Output the data exactly, with every line intact.

□ □ □ □

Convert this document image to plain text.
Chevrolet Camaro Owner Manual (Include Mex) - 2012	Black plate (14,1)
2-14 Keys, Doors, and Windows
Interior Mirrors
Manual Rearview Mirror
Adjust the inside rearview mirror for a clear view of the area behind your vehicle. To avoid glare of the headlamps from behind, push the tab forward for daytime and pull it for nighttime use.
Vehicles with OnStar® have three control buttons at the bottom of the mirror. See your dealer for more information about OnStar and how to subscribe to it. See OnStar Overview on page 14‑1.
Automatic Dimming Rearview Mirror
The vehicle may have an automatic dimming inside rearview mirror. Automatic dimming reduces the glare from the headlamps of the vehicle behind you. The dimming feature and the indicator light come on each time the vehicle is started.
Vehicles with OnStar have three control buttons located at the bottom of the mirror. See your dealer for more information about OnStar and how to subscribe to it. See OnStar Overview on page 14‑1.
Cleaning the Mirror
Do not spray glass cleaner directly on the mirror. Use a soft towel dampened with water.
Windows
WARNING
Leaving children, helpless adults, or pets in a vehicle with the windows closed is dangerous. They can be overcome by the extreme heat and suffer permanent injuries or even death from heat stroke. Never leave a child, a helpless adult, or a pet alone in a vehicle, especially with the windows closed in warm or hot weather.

□ □ □ □

■ RESPONSE BELOW
Convert this document image to plain text.
Chevrolet Camaro Owner Manual (Include Mex) - 2012	Black plate (14,1)
2-14 Keys, Doors, and Windows
Interior Mirrors
Manual Rearview Mirror
Adjust the inside rearview mirror for a clear view of the area behind your vehicle. To avoid glare of the headlamps from behind, push the tab forward for daytime and pull it for nighttime use.
Vehicles with OnStar® have three control buttons at the bottom of the mirror. See your dealer for more information about OnStar and how to subscribe to it. See OnStar Overview on page 14‑1.
Automatic Dimming Rearview Mirror
The vehicle may have an automatic dimming inside rearview mirror. Automatic dimming reduces the glare from the headlamps of the vehicle behind you. The dimming feature and the indicator light come on each time the vehicle is started.
Vehicles with OnStar have three control buttons located at the bottom of the mirror. See your dealer for more information about OnStar and how to subscribe to it. See OnStar Overview on page 14‑1.
Cleaning the Mirror
Do not spray glass cleaner directly on the mirror. Use a soft towel dampened with water.
Windows
WARNING
Leaving children, helpless adults, or pets in a vehicle with the windows closed is dangerous. They can be overcome by the extreme heat and suffer permanent injuries or even death from heat stroke. Never leave a child, a helpless adult, or a pet alone in a vehicle, especially with the windows closed in warm or hot weather.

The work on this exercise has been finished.